Given records:
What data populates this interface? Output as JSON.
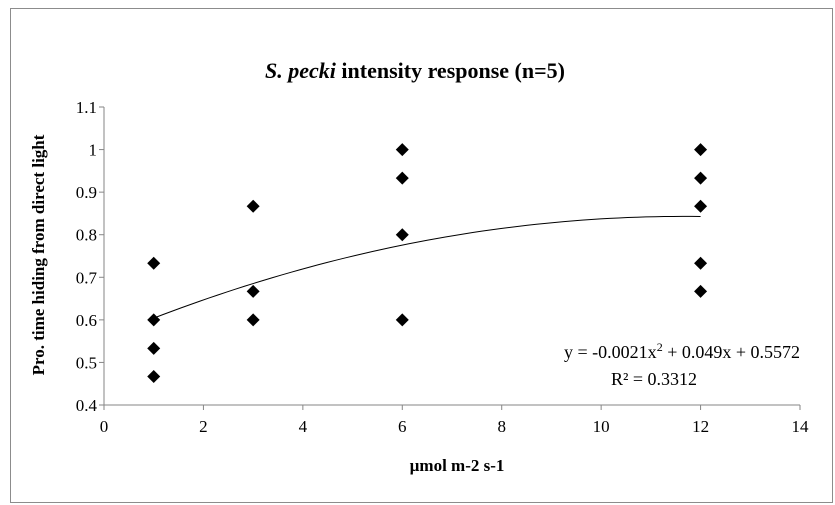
{
  "chart_data": {
    "type": "scatter",
    "title_italic": "S. pecki",
    "title_rest": " intensity response (n=5)",
    "xlabel": "µmol m-2 s-1",
    "ylabel": "Pro. time hiding from direct light",
    "xlim": [
      0,
      14
    ],
    "ylim": [
      0.4,
      1.1
    ],
    "x_ticks": [
      0,
      2,
      4,
      6,
      8,
      10,
      12,
      14
    ],
    "y_ticks": [
      0.4,
      0.5,
      0.6,
      0.7,
      0.8,
      0.9,
      1,
      1.1
    ],
    "x_tick_labels": [
      "0",
      "2",
      "4",
      "6",
      "8",
      "10",
      "12",
      "14"
    ],
    "y_tick_labels": [
      "0.4",
      "0.5",
      "0.6",
      "0.7",
      "0.8",
      "0.9",
      "1",
      "1.1"
    ],
    "grid": false,
    "marker": "diamond",
    "marker_color": "#000000",
    "points": [
      {
        "x": 1,
        "y": 0.733
      },
      {
        "x": 1,
        "y": 0.6
      },
      {
        "x": 1,
        "y": 0.533
      },
      {
        "x": 1,
        "y": 0.467
      },
      {
        "x": 3,
        "y": 0.867
      },
      {
        "x": 3,
        "y": 0.667
      },
      {
        "x": 3,
        "y": 0.6
      },
      {
        "x": 6,
        "y": 1.0
      },
      {
        "x": 6,
        "y": 0.933
      },
      {
        "x": 6,
        "y": 0.8
      },
      {
        "x": 6,
        "y": 0.6
      },
      {
        "x": 12,
        "y": 1.0
      },
      {
        "x": 12,
        "y": 0.933
      },
      {
        "x": 12,
        "y": 0.867
      },
      {
        "x": 12,
        "y": 0.733
      },
      {
        "x": 12,
        "y": 0.667
      }
    ],
    "trendline": {
      "type": "polynomial",
      "coefficients": {
        "a": -0.0021,
        "b": 0.049,
        "c": 0.5572
      },
      "x_range": [
        1,
        12
      ],
      "equation_prefix": "y = -0.0021x",
      "equation_suffix": " + 0.049x + 0.5572",
      "r_squared_label": "R² = 0.3312"
    }
  }
}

Task instructions:
Each record must be quoted in full and exactly. Do not include the pictures.

Task answer:
What data populates this interface? Output as JSON.
{
  "chart_data": {
    "type": "scatter",
    "title_italic": "S. pecki",
    "title_rest": " intensity response (n=5)",
    "xlabel": "µmol m-2 s-1",
    "ylabel": "Pro. time hiding from direct light",
    "xlim": [
      0,
      14
    ],
    "ylim": [
      0.4,
      1.1
    ],
    "x_ticks": [
      0,
      2,
      4,
      6,
      8,
      10,
      12,
      14
    ],
    "y_ticks": [
      0.4,
      0.5,
      0.6,
      0.7,
      0.8,
      0.9,
      1,
      1.1
    ],
    "x_tick_labels": [
      "0",
      "2",
      "4",
      "6",
      "8",
      "10",
      "12",
      "14"
    ],
    "y_tick_labels": [
      "0.4",
      "0.5",
      "0.6",
      "0.7",
      "0.8",
      "0.9",
      "1",
      "1.1"
    ],
    "grid": false,
    "marker": "diamond",
    "marker_color": "#000000",
    "points": [
      {
        "x": 1,
        "y": 0.733
      },
      {
        "x": 1,
        "y": 0.6
      },
      {
        "x": 1,
        "y": 0.533
      },
      {
        "x": 1,
        "y": 0.467
      },
      {
        "x": 3,
        "y": 0.867
      },
      {
        "x": 3,
        "y": 0.667
      },
      {
        "x": 3,
        "y": 0.6
      },
      {
        "x": 6,
        "y": 1.0
      },
      {
        "x": 6,
        "y": 0.933
      },
      {
        "x": 6,
        "y": 0.8
      },
      {
        "x": 6,
        "y": 0.6
      },
      {
        "x": 12,
        "y": 1.0
      },
      {
        "x": 12,
        "y": 0.933
      },
      {
        "x": 12,
        "y": 0.867
      },
      {
        "x": 12,
        "y": 0.733
      },
      {
        "x": 12,
        "y": 0.667
      }
    ],
    "trendline": {
      "type": "polynomial",
      "coefficients": {
        "a": -0.0021,
        "b": 0.049,
        "c": 0.5572
      },
      "x_range": [
        1,
        12
      ],
      "equation_prefix": "y = -0.0021x",
      "equation_suffix": " + 0.049x + 0.5572",
      "r_squared_label": "R² = 0.3312"
    }
  }
}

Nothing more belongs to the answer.